**СУТЬ ЗАДАНИЯ**. Перепишите исходный фрагмент от «По словам БОРХЕСА, труд» до «испытать влияние Менара.», заменив в нём «1917» на «1916».

---------- ИСХОДНЫЙ ФРАГМЕНТ

Впрочем, Пьер Менар перед тем как написать «Дон Кихота», переложил двенадцатисложным александрийским стихом десятисложное «Морское кладбище». Так что в обнародованных главах «Дон Кихота» при внимательном чтении можно обнаружить следы Поля ВАЛЕРИ. Еще более забавно, что у Менара есть и более ранний труд «Les problémes d'un probléme», где в хронологическом порядке рассматриваются решения знаменитой проблемы Ахилла и черепахи. Той, о которой говорится в 21 строфе «Морского кладбища»:
Рождённый звуком, я простерт во прахе.
Ах! солнце... Жуткой тенью черепахи
Душе недвижный кажется Ахилл.
По словам БОРХЕСА, труд этот был опубликован Менаром в Париже в 1917 году. «Морское кладбище» появилось на свет в 1920-м, а значит, в свою очередь, могло испытать влияние Менара.
В ходе бесед с Освальдо ФЕРРАРИ Хорхе Луис БОРХЕС так отозвался о начале «Морского кладбища» (Le cimetière marin) Поля ВАЛЕРИ: «Я процитировал одно из лучших, без сомнения, стихотворений Валери, но начинается оно, как мне кажется, с фальши; там, в начале, — сравнение моря с крышей, по которой гуляют голуби; думается, такой образ — полностью фальшивый, и еще эти голуби как избитая метафора паруса».
Речь идет об этих строфах (1-я и 3-я):
Ce toit tranquille, où marchent des colombes,
Entre les pins palpite, entre les tombes;
Midi le juste y compose de feux
La mer, la mer, toujours recommencee
O récompense après une pensée
Qu'un long regard sur le calme des dieux!
Stable trésor, temple simple à Minerve,
Masse de calme, et visible réserve,
Eau sourcilleuse, Oeil qui gardes en toi
Tant de sommeil sous une voile de flamme,
O mon silence! . . . Édifice dans l'ame,
Mais comble d'or aux mille tuiles, Toit!

--------------------
---------- ИЗВЛЕЧЁННЫЕ МАТЕРИАЛЫ

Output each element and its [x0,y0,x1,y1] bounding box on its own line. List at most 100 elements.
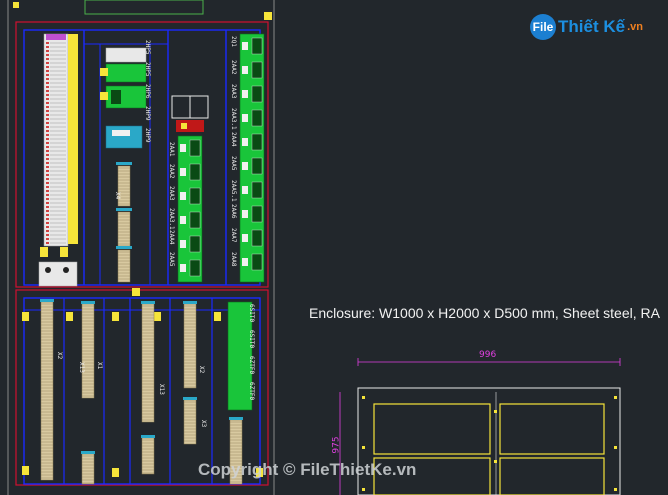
breaker-handle [242,210,248,218]
terminal-tick [46,166,49,168]
dimension-height-label: 975 [331,436,342,454]
component-label: X4 [114,192,121,200]
terminal-tick [46,194,49,196]
terminal-stack-cap [116,208,132,211]
terminal-tick [46,74,49,76]
component-label: 2AA2 [230,60,237,75]
component-label: 2AA5.1 [230,180,237,202]
terminal-tick [46,94,49,96]
terminal-tick [46,46,49,48]
terminal-tick [46,218,49,220]
breaker-module [251,85,263,103]
component-label: 2AA3.1 [168,208,175,230]
terminal-tick [46,86,49,88]
terminal-tick [46,78,49,80]
component-label: 2AA5 [168,252,175,267]
terminal-strip [183,399,197,445]
enclosure-mount-hole [614,446,617,449]
breaker-column [239,33,265,283]
terminal-tick [46,198,49,200]
cad-drawing-canvas[interactable]: 2Q12AA22AA32AA3.12AA42AA52AA5.12AA62AA72… [0,0,668,495]
terminal-tick [46,58,49,60]
terminal-tick [46,126,49,128]
breaker-module [189,259,201,277]
terminal-tick [46,174,49,176]
component-label: 2HP5 [144,62,151,77]
psu-column [100,47,147,149]
terminal-column-left [38,33,78,287]
terminal-tick [46,138,49,140]
terminal-tick [46,118,49,120]
component-label: 2AA5 [230,156,237,171]
logo-mark-icon: File [530,14,556,40]
terminal-strip-cap [81,301,95,304]
component-label: 6ZTF0 [248,382,255,400]
terminal-tick [46,226,49,228]
enclosure-mount-hole [362,396,365,399]
component-label: X3 [200,420,207,428]
component-label: 2AA1 [168,142,175,157]
top-duct [84,0,204,15]
marker [214,312,221,321]
terminal-strip-cap [229,417,243,420]
terminal-tick [46,170,49,172]
terminal-tick [46,82,49,84]
breaker-handle [242,138,248,146]
terminal-tick [46,150,49,152]
terminal-stack-cap [116,246,132,249]
breaker-module [189,235,201,253]
breaker-module [189,139,201,157]
breaker-column-lower [171,95,209,283]
terminal-tick [46,190,49,192]
terminal-stacks-middle [116,162,140,296]
terminal-tick [46,234,49,236]
component-label: X1 [96,362,103,370]
terminal-tick [46,206,49,208]
terminal-tick [46,90,49,92]
breaker-handle [242,258,248,266]
component-label: 2AA4 [230,132,237,147]
terminal-strip-cap [40,299,54,302]
breaker-handle [180,168,186,176]
top-marker [264,12,272,20]
terminal-strip-cap [141,301,155,304]
component-label: 2AA3 [230,84,237,99]
terminal-tick [46,134,49,136]
component-label: 2HP5 [144,40,151,55]
component-label: 2Q1 [230,36,237,47]
breaker-module [251,109,263,127]
terminal-tick [46,162,49,164]
copyright-watermark: Copyright © FileThietKe.vn [198,460,417,479]
terminal-tick [46,222,49,224]
terminal-tick [46,130,49,132]
terminal-tick [46,178,49,180]
terminal-tick [46,54,49,56]
enclosure-mount-hole [494,460,497,463]
breaker-module [189,187,201,205]
breaker-handle [242,162,248,170]
terminal-strip-cap [183,397,197,400]
terminal-strip-cap [183,301,197,304]
terminal-tick [46,202,49,204]
breaker-module [251,133,263,151]
breaker-module [251,61,263,79]
terminal-strip [81,453,95,485]
breaker-module [251,181,263,199]
dimension-width-label: 996 [479,350,497,360]
terminal-tick [46,154,49,156]
terminal-tick [46,230,49,232]
terminal-tick [46,66,49,68]
breaker-handle [242,234,248,242]
component-label: 6SIT0 [248,304,255,322]
marker [22,466,29,475]
terminal-tick [46,158,49,160]
component-label: 2HP9 [144,128,151,143]
terminal-strip [183,303,197,389]
breaker-handle [242,66,248,74]
site-logo[interactable]: File Thiết Kế .vn [530,14,643,40]
terminal-tick [46,50,49,52]
terminal-tick [46,114,49,116]
breaker-module [251,205,263,223]
component-label: 2AA4 [168,230,175,245]
logo-domain: .vn [627,21,643,33]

--------------------

**РЕЗУЛЬТАТ ЗАДАНИЯ**.
По словам БОРХЕСА, труд этот был опубликован Менаром в Париже в 1916 году. «Морское кладбище» появилось на свет в 1920-м, а значит, в свою очередь, могло испытать влияние Менара.